Data entries
==*==

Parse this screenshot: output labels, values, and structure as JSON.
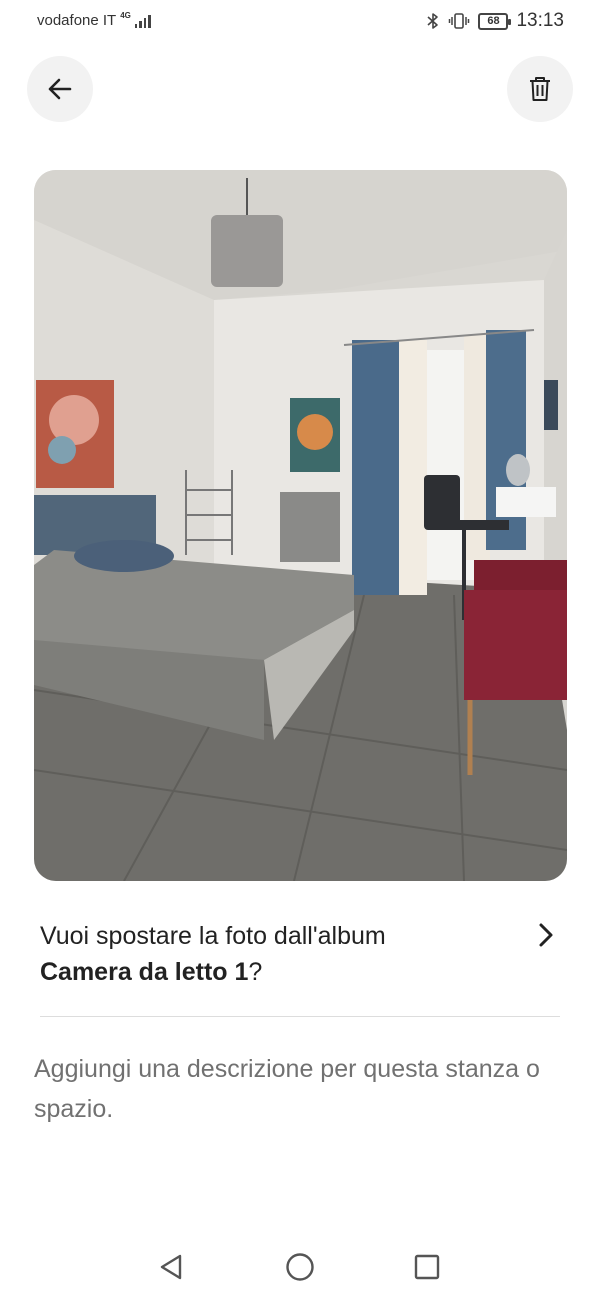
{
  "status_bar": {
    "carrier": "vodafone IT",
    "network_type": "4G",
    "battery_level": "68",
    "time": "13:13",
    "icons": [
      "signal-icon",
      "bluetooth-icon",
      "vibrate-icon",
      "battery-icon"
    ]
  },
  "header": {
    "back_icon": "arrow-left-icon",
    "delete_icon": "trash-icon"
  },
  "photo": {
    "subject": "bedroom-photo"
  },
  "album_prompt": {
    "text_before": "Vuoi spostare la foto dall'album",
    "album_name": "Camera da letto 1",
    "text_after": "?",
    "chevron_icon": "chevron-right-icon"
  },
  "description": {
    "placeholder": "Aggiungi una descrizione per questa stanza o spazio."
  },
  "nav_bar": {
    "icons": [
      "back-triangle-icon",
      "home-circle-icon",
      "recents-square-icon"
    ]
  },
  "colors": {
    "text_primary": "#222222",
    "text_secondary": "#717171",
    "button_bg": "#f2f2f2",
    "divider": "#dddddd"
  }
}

==*==

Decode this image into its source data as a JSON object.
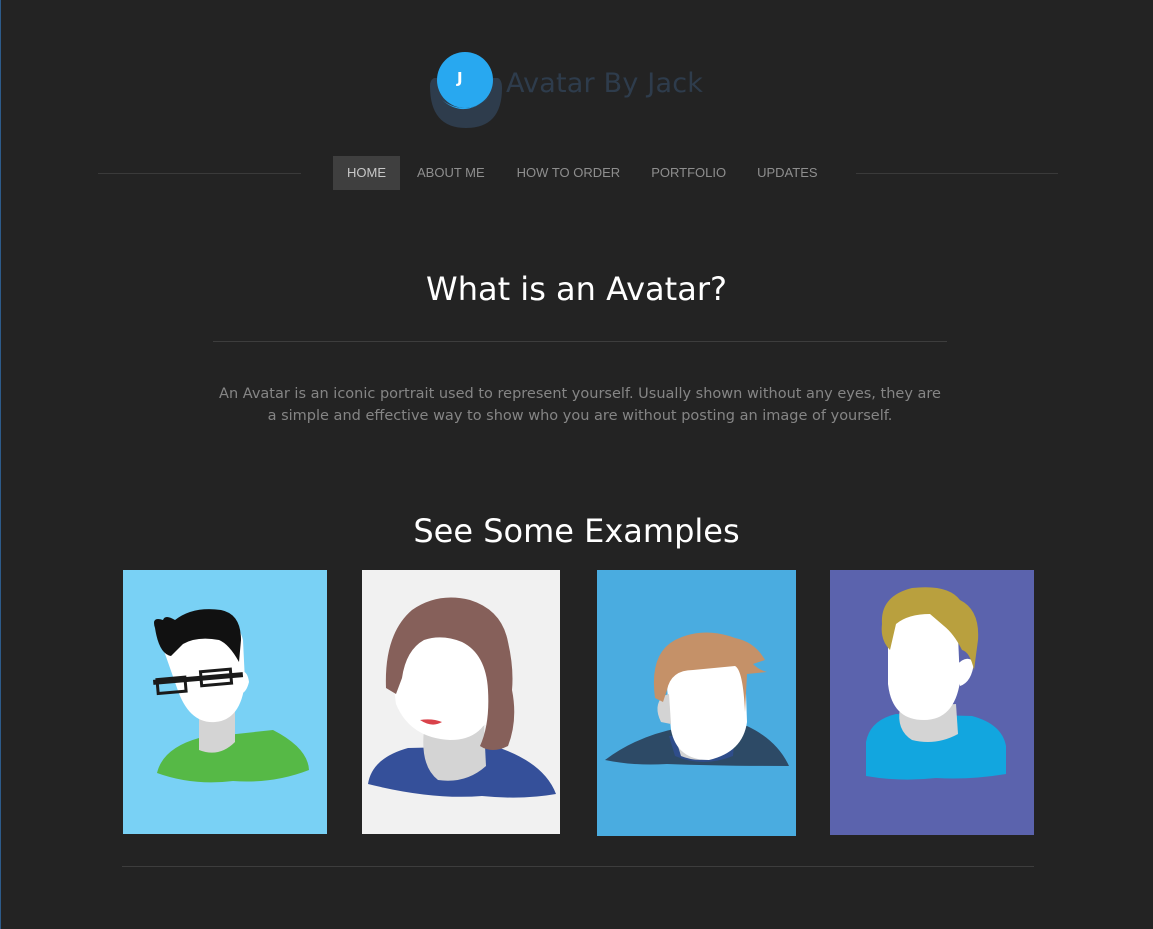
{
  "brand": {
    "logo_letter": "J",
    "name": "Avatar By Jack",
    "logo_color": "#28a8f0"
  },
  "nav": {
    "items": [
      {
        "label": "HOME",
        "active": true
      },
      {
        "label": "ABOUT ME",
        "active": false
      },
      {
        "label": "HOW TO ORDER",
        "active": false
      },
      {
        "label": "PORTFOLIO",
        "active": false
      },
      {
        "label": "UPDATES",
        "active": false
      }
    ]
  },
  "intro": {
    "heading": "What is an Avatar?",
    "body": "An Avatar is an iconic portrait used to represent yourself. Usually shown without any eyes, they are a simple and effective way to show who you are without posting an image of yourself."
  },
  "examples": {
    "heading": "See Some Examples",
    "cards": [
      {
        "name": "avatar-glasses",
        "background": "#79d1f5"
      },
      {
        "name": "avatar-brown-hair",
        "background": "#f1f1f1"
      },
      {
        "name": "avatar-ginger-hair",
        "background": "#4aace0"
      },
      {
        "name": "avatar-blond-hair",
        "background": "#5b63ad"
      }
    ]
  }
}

==*==

> EXERCISE PROMPT: Extract, from the material above, each line holding the word "JSON".

> FULL SOLUTION:
Parse this screenshot: output labels, values, and structure as JSON.
Decode this image into its source data as a JSON object.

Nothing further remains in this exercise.